--- Start of Data for the task ---

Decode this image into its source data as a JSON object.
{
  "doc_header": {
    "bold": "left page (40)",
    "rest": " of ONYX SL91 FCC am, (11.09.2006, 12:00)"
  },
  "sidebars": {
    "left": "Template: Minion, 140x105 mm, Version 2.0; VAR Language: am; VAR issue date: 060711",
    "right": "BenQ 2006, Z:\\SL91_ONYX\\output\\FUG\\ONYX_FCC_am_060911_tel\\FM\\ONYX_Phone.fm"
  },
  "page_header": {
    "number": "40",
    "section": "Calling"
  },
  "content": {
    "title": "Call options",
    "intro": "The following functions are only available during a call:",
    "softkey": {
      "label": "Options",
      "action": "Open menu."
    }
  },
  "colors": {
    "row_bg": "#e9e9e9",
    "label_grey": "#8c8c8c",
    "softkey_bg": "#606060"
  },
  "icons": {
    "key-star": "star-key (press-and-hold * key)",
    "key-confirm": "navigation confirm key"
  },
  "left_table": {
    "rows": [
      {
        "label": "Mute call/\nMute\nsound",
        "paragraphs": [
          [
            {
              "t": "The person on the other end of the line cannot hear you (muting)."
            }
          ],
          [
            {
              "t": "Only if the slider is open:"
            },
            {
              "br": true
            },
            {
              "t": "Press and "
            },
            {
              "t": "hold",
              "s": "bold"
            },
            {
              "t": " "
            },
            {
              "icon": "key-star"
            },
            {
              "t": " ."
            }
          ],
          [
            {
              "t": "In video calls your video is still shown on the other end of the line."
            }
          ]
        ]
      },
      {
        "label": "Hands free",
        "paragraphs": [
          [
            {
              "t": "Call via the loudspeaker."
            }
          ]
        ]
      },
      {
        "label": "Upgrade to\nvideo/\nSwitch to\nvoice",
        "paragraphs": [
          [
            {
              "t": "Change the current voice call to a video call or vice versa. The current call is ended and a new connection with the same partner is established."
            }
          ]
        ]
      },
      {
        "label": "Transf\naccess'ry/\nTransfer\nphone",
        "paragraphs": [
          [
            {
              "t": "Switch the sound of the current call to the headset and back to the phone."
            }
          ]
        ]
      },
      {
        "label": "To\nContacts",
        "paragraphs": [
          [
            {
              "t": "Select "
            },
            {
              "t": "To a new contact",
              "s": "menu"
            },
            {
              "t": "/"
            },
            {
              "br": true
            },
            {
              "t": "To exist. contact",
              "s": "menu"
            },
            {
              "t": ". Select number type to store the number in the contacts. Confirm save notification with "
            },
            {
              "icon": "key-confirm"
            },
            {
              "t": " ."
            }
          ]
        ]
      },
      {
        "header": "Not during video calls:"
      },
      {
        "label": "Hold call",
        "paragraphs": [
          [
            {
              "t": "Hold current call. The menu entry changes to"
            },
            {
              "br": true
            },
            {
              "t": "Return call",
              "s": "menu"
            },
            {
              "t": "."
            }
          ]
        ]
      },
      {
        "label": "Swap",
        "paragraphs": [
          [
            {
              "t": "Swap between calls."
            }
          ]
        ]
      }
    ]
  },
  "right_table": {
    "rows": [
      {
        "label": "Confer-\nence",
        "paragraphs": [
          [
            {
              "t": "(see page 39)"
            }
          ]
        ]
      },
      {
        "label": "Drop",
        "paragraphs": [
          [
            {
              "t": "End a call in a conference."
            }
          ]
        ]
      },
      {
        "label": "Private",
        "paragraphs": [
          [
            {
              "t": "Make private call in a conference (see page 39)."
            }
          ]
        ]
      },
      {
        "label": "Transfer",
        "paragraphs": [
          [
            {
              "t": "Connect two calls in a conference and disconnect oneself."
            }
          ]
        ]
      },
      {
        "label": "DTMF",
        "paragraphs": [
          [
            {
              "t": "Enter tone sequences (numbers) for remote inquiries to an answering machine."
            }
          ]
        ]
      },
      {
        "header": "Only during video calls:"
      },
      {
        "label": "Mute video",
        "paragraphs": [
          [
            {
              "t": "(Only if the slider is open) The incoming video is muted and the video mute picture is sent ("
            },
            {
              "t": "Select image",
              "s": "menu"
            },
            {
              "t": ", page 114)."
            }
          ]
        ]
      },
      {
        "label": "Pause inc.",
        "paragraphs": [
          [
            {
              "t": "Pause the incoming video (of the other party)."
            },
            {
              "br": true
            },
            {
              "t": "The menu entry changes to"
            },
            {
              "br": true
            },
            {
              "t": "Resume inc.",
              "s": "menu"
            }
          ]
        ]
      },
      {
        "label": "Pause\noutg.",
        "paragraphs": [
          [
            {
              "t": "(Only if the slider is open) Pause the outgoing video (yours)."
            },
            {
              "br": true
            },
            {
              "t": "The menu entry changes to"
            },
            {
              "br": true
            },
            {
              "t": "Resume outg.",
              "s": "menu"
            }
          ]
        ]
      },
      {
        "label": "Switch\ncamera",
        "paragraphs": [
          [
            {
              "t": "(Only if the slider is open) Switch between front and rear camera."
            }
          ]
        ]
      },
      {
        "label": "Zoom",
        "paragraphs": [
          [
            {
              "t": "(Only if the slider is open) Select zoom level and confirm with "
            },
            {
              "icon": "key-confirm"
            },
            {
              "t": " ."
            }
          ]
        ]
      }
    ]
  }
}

--- End of Data for the task ---

Work to complete — A single figure is required: the number of lines above in which the word "incoming" occurs.

Output of the task — 2